What this task involves:
Using the records that follow, copy every line containing the word "title".

Supplied information:
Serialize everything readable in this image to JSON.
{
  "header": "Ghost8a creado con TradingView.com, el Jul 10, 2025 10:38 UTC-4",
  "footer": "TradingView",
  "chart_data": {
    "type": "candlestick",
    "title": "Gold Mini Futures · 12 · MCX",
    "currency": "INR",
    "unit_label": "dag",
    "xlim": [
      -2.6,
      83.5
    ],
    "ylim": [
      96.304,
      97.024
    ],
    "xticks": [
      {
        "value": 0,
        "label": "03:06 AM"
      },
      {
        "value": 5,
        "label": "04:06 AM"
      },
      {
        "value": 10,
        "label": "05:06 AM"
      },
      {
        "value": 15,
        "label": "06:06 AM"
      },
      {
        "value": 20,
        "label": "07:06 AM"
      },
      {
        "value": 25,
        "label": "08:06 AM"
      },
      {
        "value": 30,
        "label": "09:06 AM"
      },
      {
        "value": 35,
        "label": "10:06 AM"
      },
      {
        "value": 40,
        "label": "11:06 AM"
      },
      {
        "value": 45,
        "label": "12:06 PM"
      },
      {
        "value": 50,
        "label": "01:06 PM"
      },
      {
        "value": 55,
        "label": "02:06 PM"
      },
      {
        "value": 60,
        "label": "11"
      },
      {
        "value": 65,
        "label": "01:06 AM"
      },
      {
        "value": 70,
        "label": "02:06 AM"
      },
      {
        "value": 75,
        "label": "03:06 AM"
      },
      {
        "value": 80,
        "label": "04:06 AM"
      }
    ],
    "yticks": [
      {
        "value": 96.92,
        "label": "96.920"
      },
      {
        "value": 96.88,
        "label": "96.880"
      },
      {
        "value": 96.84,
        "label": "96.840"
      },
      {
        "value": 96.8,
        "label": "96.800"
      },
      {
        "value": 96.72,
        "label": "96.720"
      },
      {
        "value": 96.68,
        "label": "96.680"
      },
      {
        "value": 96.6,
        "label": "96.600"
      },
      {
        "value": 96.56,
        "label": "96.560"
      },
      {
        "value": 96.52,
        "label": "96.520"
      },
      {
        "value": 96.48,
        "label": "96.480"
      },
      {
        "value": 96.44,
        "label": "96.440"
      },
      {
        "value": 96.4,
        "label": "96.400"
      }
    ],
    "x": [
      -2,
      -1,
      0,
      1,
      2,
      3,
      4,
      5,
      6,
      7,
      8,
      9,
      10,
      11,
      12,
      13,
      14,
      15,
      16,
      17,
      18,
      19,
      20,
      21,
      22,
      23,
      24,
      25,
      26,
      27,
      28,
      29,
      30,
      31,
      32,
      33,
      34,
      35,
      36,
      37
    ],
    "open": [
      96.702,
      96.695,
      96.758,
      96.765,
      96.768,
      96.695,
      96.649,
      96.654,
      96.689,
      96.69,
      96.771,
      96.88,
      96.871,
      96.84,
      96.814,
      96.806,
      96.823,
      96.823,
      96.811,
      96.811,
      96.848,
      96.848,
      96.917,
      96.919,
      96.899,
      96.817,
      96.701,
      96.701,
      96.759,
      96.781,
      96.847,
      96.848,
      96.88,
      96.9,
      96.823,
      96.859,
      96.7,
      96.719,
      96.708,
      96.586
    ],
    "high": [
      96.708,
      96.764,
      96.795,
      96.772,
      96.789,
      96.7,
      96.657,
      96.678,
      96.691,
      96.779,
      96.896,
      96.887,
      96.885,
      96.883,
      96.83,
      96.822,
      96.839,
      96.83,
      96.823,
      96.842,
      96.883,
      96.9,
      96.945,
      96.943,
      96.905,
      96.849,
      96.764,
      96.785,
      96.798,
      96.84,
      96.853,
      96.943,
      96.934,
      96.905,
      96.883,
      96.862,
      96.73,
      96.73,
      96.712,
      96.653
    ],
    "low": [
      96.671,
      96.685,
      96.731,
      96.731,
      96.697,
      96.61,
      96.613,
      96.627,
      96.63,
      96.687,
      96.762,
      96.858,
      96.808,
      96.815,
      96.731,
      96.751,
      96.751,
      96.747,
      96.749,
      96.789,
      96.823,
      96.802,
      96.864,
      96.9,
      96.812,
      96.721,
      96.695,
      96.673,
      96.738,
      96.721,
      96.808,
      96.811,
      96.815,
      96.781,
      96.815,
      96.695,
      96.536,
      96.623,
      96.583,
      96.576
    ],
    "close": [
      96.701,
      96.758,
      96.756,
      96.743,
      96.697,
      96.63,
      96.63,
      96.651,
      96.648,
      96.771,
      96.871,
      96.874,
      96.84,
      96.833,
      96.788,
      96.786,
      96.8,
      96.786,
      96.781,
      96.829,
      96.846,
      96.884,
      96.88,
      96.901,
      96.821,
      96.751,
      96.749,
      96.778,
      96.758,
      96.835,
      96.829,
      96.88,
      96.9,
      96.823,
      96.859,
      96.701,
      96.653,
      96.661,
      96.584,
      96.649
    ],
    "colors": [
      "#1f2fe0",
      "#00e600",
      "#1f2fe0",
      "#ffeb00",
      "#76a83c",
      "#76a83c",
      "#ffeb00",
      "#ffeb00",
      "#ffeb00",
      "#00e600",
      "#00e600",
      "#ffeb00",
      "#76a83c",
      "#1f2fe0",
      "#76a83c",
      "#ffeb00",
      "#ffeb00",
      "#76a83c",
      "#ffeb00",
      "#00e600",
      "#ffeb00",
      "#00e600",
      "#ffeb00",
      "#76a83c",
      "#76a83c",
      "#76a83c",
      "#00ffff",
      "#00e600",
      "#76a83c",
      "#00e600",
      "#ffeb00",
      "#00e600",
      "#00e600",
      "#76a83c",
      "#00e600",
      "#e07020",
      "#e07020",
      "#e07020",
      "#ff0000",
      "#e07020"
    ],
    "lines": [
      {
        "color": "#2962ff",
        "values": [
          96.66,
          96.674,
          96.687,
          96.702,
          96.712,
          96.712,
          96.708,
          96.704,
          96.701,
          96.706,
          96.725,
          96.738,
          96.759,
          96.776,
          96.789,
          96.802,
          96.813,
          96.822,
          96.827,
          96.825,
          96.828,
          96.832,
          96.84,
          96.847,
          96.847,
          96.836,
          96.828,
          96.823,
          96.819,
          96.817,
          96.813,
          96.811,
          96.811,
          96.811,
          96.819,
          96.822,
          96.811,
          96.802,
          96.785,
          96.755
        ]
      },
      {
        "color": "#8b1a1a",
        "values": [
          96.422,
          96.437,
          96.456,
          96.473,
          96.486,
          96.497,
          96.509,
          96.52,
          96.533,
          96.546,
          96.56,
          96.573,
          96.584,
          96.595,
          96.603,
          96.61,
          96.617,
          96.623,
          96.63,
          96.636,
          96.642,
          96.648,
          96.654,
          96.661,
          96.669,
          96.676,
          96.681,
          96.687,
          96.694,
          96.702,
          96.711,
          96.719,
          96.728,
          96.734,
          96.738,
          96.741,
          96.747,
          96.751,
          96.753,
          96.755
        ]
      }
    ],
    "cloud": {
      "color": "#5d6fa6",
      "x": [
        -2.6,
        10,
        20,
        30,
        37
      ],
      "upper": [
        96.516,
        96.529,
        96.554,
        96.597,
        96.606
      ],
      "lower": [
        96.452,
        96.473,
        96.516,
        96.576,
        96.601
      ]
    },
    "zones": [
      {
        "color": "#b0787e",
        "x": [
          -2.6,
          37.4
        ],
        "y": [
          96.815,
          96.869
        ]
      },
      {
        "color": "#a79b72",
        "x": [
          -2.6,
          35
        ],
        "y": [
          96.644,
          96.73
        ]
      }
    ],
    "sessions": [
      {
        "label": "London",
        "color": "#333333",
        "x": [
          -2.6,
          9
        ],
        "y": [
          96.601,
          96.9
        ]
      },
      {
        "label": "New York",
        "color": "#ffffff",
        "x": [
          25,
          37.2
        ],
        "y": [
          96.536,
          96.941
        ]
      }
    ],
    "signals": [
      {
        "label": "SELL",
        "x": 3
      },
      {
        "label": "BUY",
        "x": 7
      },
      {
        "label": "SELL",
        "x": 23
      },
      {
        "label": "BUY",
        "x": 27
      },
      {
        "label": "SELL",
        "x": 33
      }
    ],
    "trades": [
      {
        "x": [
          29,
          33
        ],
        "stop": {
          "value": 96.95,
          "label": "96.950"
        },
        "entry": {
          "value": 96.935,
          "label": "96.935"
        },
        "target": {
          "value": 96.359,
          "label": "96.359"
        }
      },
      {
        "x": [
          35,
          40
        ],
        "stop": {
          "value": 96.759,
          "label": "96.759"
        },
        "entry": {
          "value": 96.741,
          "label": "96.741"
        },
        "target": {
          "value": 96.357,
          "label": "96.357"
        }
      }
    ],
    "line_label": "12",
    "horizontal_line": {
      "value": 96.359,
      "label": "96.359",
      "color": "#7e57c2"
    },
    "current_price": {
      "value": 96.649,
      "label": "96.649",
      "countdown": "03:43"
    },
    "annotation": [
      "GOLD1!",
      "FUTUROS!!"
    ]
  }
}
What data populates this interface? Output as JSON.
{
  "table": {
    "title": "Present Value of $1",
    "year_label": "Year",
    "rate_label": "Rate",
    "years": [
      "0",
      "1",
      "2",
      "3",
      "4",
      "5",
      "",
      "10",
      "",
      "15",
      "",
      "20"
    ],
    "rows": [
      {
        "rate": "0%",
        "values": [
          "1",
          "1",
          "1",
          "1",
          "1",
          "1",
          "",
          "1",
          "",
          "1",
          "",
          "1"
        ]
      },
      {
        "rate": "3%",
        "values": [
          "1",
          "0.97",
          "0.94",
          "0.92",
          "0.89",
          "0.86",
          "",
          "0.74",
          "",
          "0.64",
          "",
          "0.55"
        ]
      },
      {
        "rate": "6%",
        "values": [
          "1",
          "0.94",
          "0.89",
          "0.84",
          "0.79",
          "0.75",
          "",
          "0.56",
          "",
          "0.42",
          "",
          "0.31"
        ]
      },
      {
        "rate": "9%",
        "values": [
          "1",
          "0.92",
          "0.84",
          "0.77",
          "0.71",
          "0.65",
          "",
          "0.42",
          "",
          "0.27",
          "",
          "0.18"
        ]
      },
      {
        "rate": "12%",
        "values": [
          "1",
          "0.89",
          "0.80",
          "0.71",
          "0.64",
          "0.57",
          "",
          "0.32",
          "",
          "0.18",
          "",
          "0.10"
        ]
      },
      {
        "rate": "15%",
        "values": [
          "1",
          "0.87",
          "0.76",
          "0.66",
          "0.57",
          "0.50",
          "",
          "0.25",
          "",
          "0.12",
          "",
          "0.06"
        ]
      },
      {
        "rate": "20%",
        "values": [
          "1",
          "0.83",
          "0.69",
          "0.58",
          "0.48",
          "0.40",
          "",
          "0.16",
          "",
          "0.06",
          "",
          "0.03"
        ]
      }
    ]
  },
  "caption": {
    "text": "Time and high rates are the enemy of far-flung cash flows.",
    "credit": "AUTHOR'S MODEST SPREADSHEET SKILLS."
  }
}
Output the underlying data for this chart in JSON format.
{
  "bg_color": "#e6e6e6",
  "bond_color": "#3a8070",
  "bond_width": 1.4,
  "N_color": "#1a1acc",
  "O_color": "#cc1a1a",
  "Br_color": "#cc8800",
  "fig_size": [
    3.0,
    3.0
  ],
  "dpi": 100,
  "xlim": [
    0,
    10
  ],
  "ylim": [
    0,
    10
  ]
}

Finished exercise:
    "title": "Gold Mini Futures · 12 · MCX",
    "title": "Present Value of $1",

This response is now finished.